PROVIDED INFORMATION.
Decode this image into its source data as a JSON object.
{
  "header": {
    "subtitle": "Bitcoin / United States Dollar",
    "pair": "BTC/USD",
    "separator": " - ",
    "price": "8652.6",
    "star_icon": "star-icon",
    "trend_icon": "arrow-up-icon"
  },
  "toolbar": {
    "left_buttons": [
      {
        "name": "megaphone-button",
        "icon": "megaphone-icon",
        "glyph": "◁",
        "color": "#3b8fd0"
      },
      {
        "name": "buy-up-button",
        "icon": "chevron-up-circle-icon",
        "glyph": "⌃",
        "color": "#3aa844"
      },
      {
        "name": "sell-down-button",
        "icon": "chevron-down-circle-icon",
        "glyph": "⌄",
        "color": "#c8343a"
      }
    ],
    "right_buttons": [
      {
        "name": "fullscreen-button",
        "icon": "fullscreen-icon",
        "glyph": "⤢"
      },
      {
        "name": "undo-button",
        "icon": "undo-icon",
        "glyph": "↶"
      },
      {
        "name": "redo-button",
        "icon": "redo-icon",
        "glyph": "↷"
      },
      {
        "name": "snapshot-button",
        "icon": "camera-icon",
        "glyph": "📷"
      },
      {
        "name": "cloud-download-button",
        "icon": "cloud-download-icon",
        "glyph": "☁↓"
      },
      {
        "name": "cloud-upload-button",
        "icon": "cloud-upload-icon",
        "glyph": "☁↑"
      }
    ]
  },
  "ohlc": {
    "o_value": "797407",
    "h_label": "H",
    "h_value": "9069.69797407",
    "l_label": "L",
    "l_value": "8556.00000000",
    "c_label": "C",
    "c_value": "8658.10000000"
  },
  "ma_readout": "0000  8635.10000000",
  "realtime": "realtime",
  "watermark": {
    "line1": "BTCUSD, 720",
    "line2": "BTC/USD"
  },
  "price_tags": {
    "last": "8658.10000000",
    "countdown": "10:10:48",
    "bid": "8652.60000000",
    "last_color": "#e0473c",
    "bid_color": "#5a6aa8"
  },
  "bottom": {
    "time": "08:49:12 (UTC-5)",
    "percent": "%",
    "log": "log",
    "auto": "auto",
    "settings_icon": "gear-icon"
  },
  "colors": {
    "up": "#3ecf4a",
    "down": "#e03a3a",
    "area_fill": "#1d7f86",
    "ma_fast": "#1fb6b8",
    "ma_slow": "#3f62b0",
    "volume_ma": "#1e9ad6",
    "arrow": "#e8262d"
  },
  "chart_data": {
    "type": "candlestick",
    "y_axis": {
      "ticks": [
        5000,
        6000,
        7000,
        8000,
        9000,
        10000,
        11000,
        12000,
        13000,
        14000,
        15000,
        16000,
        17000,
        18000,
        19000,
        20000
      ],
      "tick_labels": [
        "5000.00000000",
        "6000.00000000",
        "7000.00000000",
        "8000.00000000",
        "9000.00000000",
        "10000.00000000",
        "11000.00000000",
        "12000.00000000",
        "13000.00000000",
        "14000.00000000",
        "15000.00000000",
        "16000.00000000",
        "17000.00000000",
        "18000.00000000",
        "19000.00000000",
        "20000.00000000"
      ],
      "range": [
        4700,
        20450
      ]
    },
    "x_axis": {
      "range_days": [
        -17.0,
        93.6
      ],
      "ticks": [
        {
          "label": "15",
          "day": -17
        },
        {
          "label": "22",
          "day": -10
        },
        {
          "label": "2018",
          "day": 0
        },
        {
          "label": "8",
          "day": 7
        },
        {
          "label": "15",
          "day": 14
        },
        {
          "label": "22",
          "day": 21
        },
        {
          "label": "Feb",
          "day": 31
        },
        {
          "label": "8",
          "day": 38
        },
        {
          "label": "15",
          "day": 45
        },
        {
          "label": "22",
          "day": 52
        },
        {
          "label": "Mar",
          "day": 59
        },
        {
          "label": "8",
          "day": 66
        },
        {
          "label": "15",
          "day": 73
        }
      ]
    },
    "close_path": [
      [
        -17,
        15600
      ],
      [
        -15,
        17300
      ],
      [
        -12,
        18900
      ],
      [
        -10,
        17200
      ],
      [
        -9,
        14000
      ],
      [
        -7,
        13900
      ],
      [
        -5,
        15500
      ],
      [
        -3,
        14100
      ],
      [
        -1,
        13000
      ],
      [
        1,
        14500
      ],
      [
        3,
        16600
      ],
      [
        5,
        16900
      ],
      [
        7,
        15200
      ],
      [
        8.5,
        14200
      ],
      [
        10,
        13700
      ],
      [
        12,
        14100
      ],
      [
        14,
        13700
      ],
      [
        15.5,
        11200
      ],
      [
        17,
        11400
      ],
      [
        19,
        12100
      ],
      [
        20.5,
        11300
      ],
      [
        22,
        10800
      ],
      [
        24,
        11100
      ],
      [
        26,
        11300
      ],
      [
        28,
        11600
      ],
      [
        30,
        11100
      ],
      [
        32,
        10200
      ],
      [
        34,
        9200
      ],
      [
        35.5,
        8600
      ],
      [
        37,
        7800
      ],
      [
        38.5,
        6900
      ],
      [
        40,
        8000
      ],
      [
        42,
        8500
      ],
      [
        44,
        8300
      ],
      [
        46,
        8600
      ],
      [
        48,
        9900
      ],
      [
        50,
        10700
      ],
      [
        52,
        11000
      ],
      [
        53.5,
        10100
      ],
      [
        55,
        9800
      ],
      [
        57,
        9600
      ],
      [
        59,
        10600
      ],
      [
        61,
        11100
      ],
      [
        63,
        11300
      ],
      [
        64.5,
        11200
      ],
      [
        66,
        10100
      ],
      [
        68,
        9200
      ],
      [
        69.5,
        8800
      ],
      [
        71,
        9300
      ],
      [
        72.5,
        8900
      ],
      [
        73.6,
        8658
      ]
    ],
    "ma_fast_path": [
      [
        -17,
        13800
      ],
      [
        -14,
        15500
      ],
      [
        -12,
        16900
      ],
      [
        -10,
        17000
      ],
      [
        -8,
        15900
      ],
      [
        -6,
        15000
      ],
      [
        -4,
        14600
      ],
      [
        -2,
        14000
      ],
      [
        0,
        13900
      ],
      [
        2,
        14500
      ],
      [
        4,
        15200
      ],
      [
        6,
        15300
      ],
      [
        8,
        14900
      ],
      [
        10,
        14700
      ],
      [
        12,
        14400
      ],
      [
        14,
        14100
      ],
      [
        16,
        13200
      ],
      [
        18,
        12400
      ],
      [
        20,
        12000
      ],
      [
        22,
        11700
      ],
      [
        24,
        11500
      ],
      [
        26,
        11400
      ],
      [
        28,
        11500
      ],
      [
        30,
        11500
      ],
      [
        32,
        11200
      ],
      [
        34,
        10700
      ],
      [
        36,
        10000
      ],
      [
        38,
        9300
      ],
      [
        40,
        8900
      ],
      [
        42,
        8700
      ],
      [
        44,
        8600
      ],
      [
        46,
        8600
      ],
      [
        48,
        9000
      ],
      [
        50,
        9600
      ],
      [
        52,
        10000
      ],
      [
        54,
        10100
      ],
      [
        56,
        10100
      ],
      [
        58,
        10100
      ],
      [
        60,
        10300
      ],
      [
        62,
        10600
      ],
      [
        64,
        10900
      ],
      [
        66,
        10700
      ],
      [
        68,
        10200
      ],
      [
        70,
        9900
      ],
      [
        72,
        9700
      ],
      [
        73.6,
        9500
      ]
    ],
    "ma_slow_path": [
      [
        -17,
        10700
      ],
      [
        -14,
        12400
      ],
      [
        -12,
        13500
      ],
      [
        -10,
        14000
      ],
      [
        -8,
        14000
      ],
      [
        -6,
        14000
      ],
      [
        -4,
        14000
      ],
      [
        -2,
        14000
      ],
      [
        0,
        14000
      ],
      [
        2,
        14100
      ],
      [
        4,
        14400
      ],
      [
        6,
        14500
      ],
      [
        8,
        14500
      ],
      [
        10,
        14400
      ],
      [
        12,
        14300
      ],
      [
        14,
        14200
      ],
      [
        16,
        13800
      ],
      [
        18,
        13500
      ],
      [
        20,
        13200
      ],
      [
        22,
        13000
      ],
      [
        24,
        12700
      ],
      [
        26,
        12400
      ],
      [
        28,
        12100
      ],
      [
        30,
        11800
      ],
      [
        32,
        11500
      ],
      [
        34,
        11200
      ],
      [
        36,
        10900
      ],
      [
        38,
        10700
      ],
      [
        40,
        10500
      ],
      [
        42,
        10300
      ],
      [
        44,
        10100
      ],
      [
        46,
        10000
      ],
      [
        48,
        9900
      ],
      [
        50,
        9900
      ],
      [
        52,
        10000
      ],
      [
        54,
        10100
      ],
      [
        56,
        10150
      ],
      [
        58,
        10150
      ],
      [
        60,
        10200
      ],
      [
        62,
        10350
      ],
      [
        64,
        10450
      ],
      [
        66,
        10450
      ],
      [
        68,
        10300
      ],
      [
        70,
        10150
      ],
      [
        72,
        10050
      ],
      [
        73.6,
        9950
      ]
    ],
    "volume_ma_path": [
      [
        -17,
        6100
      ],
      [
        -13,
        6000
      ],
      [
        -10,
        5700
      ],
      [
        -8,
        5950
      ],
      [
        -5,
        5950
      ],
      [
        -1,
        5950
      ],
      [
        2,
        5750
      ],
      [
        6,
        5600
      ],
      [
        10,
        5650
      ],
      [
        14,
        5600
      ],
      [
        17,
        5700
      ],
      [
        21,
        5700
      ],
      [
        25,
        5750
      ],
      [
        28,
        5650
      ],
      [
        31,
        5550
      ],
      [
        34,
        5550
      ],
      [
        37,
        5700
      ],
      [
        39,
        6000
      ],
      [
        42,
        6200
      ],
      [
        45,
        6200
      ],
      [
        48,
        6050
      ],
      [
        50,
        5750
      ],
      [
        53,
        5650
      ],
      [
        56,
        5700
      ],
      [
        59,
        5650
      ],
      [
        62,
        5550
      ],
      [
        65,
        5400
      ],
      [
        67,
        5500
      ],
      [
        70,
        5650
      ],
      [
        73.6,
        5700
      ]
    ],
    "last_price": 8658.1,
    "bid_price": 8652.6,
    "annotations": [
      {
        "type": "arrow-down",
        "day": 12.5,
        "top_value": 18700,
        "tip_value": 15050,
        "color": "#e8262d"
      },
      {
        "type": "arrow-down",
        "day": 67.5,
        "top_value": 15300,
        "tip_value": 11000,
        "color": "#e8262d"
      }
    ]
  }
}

WRITTEN REQUEST. Examine the records and pull out every line where the string "upload" occurs.

ANSWER IN FULL.
        "name": "cloud-upload-button",
        "icon": "cloud-upload-icon",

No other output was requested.